§ REQUIREMENT
Copy out each line of the material below with no changes.

++++ INFORMATION SHOWN ++++

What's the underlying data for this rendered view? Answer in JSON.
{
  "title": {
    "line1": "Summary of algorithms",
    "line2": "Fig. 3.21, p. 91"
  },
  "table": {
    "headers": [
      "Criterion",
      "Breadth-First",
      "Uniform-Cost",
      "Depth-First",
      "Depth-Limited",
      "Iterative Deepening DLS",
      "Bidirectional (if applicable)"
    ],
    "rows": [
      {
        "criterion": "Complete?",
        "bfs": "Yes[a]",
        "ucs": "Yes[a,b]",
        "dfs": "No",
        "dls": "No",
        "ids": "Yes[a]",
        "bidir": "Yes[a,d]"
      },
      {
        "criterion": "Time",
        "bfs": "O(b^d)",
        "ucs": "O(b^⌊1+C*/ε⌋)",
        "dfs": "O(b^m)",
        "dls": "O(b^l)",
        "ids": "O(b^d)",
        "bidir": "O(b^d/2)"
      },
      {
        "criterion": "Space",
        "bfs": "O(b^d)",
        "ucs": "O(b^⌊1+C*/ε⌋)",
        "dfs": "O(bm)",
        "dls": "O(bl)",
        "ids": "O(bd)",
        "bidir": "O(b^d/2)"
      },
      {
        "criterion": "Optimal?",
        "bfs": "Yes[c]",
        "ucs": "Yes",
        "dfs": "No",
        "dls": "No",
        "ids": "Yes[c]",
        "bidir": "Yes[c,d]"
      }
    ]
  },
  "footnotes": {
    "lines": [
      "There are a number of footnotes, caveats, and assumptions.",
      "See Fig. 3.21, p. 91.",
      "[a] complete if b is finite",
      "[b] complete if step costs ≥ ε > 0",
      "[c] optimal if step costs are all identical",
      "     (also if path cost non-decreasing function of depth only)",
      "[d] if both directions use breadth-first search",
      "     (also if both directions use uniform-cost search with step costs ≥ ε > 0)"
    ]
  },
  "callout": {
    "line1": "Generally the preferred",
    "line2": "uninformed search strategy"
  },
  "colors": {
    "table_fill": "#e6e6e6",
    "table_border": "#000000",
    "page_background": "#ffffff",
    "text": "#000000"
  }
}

++++

§ FULL ANSWER
What's the underlying data for this rendered view? Answer in JSON.
{
  "title": {
    "line1": "Summary of algorithms",
    "line2": "Fig. 3.21, p. 91"
  },
  "table": {
    "headers": [
      "Criterion",
      "Breadth-First",
      "Uniform-Cost",
      "Depth-First",
      "Depth-Limited",
      "Iterative Deepening DLS",
      "Bidirectional (if applicable)"
    ],
    "rows": [
      {
        "criterion": "Complete?",
        "bfs": "Yes[a]",
        "ucs": "Yes[a,b]",
        "dfs": "No",
        "dls": "No",
        "ids": "Yes[a]",
        "bidir": "Yes[a,d]"
      },
      {
        "criterion": "Time",
        "bfs": "O(b^d)",
        "ucs": "O(b^⌊1+C*/ε⌋)",
        "dfs": "O(b^m)",
        "dls": "O(b^l)",
        "ids": "O(b^d)",
        "bidir": "O(b^d/2)"
      },
      {
        "criterion": "Space",
        "bfs": "O(b^d)",
        "ucs": "O(b^⌊1+C*/ε⌋)",
        "dfs": "O(bm)",
        "dls": "O(bl)",
        "ids": "O(bd)",
        "bidir": "O(b^d/2)"
      },
      {
        "criterion": "Optimal?",
        "bfs": "Yes[c]",
        "ucs": "Yes",
        "dfs": "No",
        "dls": "No",
        "ids": "Yes[c]",
        "bidir": "Yes[c,d]"
      }
    ]
  },
  "footnotes": {
    "lines": [
      "There are a number of footnotes, caveats, and assumptions.",
      "See Fig. 3.21, p. 91.",
      "[a] complete if b is finite",
      "[b] complete if step costs ≥ ε > 0",
      "[c] optimal if step costs are all identical",
      "     (also if path cost non-decreasing function of depth only)",
      "[d] if both directions use breadth-first search",
      "     (also if both directions use uniform-cost search with step costs ≥ ε > 0)"
    ]
  },
  "callout": {
    "line1": "Generally the preferred",
    "line2": "uninformed search strategy"
  },
  "colors": {
    "table_fill": "#e6e6e6",
    "table_border": "#000000",
    "page_background": "#ffffff",
    "text": "#000000"
  }
}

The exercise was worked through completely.